Exercise instructions: From the entries below, tally how many lines contain "text" and report only that figure.

Material supplied:
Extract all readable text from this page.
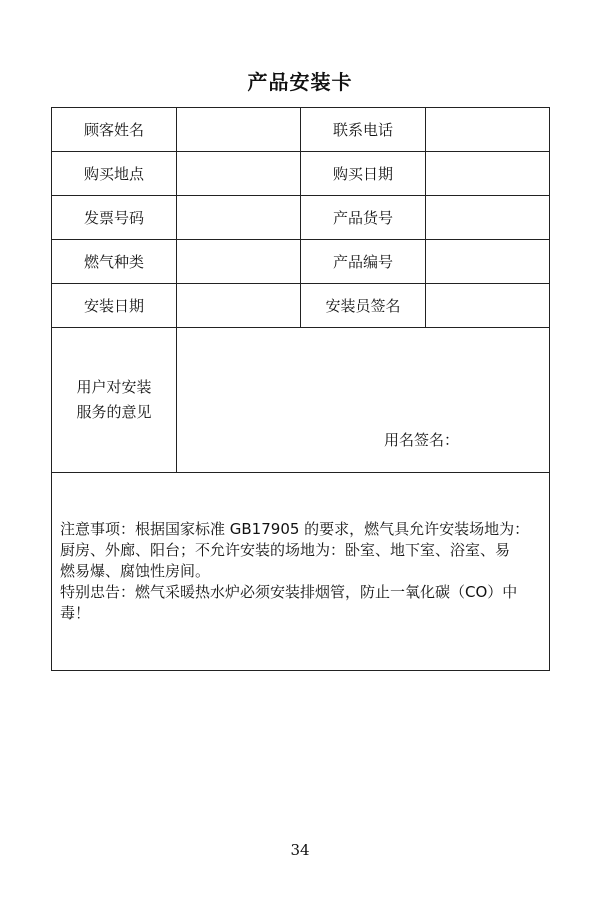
产品安装卡
顾客姓名		联系电话	
购买地点		购买日期	
发票号码		产品货号	
燃气种类		产品编号	
安装日期		安装员签名	
用户对安装
服务的意见	用名签名：		

注意事项：根据国家标准 GB17905 的要求，燃气具允许安装场地为：
厨房、外廊、阳台；不允许安装的场地为：卧室、地下室、浴室、易
燃易爆、腐蚀性房间。
特别忠告：燃气采暖热水炉必须安装排烟管，防止一氧化碳（CO）中
毒！			
34
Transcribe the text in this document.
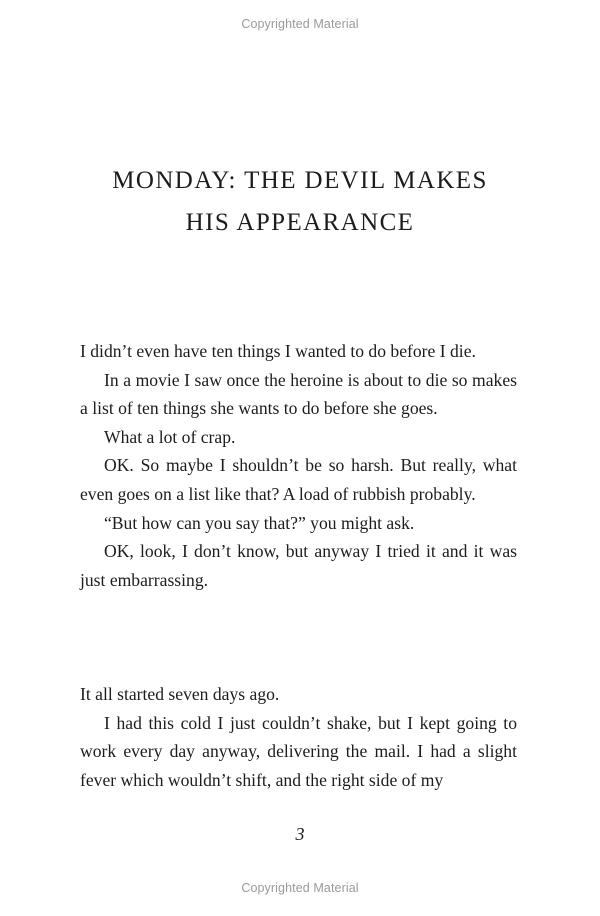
Copyrighted Material
MONDAY: THE DEVIL MAKES
HIS APPEARANCE

I didn’t even have ten things I wanted to do before I die.

In a movie I saw once the heroine is about to die so makes a list of ten things she wants to do before she goes.

What a lot of crap.

OK. So maybe I shouldn’t be so harsh. But really, what even goes on a list like that? A load of rubbish probably.

“But how can you say that?” you might ask.

OK, look, I don’t know, but anyway I tried it and it was just embarrassing.

It all started seven days ago.

I had this cold I just couldn’t shake, but I kept going to work every day anyway, delivering the mail. I had a slight fever which wouldn’t shift, and the right side of my

3
Copyrighted Material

Solved problem: 2